* **Task**
Don't copy the pictures; return every other part of the records exactly.

* **Stored records**
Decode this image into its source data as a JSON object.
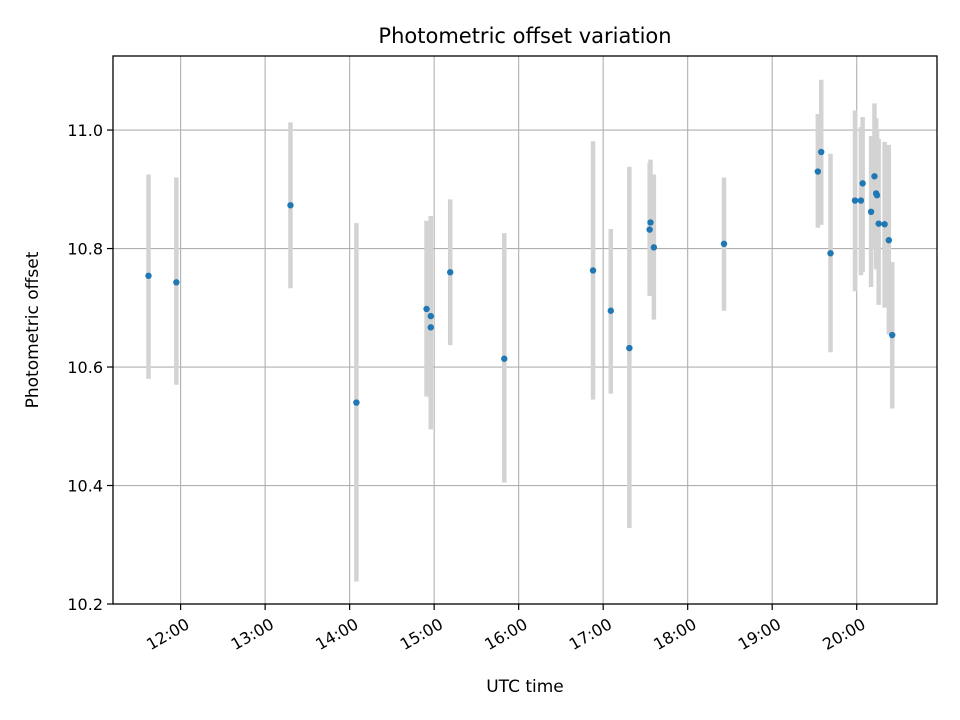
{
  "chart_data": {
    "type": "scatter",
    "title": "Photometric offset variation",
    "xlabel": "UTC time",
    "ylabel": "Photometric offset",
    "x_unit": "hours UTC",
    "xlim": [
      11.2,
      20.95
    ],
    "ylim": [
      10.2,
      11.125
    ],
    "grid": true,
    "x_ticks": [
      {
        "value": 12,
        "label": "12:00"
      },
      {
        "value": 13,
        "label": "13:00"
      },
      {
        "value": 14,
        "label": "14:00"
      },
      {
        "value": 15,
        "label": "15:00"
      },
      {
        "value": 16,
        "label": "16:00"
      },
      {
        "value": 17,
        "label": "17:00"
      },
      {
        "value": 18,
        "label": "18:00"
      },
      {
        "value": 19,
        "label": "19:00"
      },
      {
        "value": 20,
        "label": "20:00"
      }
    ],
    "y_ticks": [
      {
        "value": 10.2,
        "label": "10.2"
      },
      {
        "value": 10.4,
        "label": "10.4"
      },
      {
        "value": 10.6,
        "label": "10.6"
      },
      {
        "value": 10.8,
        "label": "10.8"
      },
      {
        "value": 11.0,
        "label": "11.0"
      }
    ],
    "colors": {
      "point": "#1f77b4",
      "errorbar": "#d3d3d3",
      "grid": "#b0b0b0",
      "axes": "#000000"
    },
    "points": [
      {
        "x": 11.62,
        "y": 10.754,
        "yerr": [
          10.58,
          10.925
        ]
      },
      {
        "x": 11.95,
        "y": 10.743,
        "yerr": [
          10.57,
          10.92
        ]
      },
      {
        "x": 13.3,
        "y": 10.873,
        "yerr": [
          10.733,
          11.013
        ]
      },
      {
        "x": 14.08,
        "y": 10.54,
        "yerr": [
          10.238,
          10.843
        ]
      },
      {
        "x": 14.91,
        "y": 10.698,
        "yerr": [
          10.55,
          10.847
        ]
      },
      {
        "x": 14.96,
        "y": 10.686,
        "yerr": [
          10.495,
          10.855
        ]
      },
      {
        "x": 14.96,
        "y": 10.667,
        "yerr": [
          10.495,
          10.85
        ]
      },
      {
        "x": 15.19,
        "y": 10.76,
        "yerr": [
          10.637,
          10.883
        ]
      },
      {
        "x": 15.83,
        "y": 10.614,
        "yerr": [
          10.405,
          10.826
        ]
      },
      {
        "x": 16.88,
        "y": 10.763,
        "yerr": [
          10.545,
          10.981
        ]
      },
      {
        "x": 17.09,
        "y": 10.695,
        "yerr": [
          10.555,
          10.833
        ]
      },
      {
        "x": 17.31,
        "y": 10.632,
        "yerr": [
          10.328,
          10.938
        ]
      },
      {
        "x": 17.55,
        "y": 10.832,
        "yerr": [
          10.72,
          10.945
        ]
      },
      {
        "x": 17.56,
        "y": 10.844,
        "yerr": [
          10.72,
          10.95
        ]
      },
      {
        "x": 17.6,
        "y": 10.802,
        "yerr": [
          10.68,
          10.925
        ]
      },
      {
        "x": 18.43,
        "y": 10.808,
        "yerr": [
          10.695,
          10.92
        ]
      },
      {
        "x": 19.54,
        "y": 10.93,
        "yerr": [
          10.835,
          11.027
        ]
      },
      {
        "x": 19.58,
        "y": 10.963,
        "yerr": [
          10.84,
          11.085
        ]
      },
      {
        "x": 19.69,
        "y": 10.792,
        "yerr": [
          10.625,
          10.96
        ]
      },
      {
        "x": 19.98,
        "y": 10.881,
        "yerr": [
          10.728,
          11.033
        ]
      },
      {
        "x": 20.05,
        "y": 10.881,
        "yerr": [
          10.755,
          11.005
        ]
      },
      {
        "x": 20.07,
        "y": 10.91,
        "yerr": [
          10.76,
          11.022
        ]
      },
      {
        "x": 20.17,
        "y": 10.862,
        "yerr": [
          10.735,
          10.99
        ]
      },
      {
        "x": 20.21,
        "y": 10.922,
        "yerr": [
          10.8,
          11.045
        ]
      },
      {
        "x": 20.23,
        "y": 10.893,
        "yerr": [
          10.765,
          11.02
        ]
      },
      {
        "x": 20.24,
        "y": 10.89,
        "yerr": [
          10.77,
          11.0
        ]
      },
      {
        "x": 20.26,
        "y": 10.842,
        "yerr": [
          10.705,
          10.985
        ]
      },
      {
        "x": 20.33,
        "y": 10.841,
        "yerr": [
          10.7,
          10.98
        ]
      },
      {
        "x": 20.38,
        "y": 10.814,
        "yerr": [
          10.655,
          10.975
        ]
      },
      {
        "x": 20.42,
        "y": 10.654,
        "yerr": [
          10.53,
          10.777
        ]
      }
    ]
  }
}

* **Exercise solution**
Decode this image into its source data as a JSON object.
{
  "chart_data": {
    "type": "scatter",
    "title": "Photometric offset variation",
    "xlabel": "UTC time",
    "ylabel": "Photometric offset",
    "x_unit": "hours UTC",
    "xlim": [
      11.2,
      20.95
    ],
    "ylim": [
      10.2,
      11.125
    ],
    "grid": true,
    "x_ticks": [
      {
        "value": 12,
        "label": "12:00"
      },
      {
        "value": 13,
        "label": "13:00"
      },
      {
        "value": 14,
        "label": "14:00"
      },
      {
        "value": 15,
        "label": "15:00"
      },
      {
        "value": 16,
        "label": "16:00"
      },
      {
        "value": 17,
        "label": "17:00"
      },
      {
        "value": 18,
        "label": "18:00"
      },
      {
        "value": 19,
        "label": "19:00"
      },
      {
        "value": 20,
        "label": "20:00"
      }
    ],
    "y_ticks": [
      {
        "value": 10.2,
        "label": "10.2"
      },
      {
        "value": 10.4,
        "label": "10.4"
      },
      {
        "value": 10.6,
        "label": "10.6"
      },
      {
        "value": 10.8,
        "label": "10.8"
      },
      {
        "value": 11.0,
        "label": "11.0"
      }
    ],
    "colors": {
      "point": "#1f77b4",
      "errorbar": "#d3d3d3",
      "grid": "#b0b0b0",
      "axes": "#000000"
    },
    "points": [
      {
        "x": 11.62,
        "y": 10.754,
        "yerr": [
          10.58,
          10.925
        ]
      },
      {
        "x": 11.95,
        "y": 10.743,
        "yerr": [
          10.57,
          10.92
        ]
      },
      {
        "x": 13.3,
        "y": 10.873,
        "yerr": [
          10.733,
          11.013
        ]
      },
      {
        "x": 14.08,
        "y": 10.54,
        "yerr": [
          10.238,
          10.843
        ]
      },
      {
        "x": 14.91,
        "y": 10.698,
        "yerr": [
          10.55,
          10.847
        ]
      },
      {
        "x": 14.96,
        "y": 10.686,
        "yerr": [
          10.495,
          10.855
        ]
      },
      {
        "x": 14.96,
        "y": 10.667,
        "yerr": [
          10.495,
          10.85
        ]
      },
      {
        "x": 15.19,
        "y": 10.76,
        "yerr": [
          10.637,
          10.883
        ]
      },
      {
        "x": 15.83,
        "y": 10.614,
        "yerr": [
          10.405,
          10.826
        ]
      },
      {
        "x": 16.88,
        "y": 10.763,
        "yerr": [
          10.545,
          10.981
        ]
      },
      {
        "x": 17.09,
        "y": 10.695,
        "yerr": [
          10.555,
          10.833
        ]
      },
      {
        "x": 17.31,
        "y": 10.632,
        "yerr": [
          10.328,
          10.938
        ]
      },
      {
        "x": 17.55,
        "y": 10.832,
        "yerr": [
          10.72,
          10.945
        ]
      },
      {
        "x": 17.56,
        "y": 10.844,
        "yerr": [
          10.72,
          10.95
        ]
      },
      {
        "x": 17.6,
        "y": 10.802,
        "yerr": [
          10.68,
          10.925
        ]
      },
      {
        "x": 18.43,
        "y": 10.808,
        "yerr": [
          10.695,
          10.92
        ]
      },
      {
        "x": 19.54,
        "y": 10.93,
        "yerr": [
          10.835,
          11.027
        ]
      },
      {
        "x": 19.58,
        "y": 10.963,
        "yerr": [
          10.84,
          11.085
        ]
      },
      {
        "x": 19.69,
        "y": 10.792,
        "yerr": [
          10.625,
          10.96
        ]
      },
      {
        "x": 19.98,
        "y": 10.881,
        "yerr": [
          10.728,
          11.033
        ]
      },
      {
        "x": 20.05,
        "y": 10.881,
        "yerr": [
          10.755,
          11.005
        ]
      },
      {
        "x": 20.07,
        "y": 10.91,
        "yerr": [
          10.76,
          11.022
        ]
      },
      {
        "x": 20.17,
        "y": 10.862,
        "yerr": [
          10.735,
          10.99
        ]
      },
      {
        "x": 20.21,
        "y": 10.922,
        "yerr": [
          10.8,
          11.045
        ]
      },
      {
        "x": 20.23,
        "y": 10.893,
        "yerr": [
          10.765,
          11.02
        ]
      },
      {
        "x": 20.24,
        "y": 10.89,
        "yerr": [
          10.77,
          11.0
        ]
      },
      {
        "x": 20.26,
        "y": 10.842,
        "yerr": [
          10.705,
          10.985
        ]
      },
      {
        "x": 20.33,
        "y": 10.841,
        "yerr": [
          10.7,
          10.98
        ]
      },
      {
        "x": 20.38,
        "y": 10.814,
        "yerr": [
          10.655,
          10.975
        ]
      },
      {
        "x": 20.42,
        "y": 10.654,
        "yerr": [
          10.53,
          10.777
        ]
      }
    ]
  }
}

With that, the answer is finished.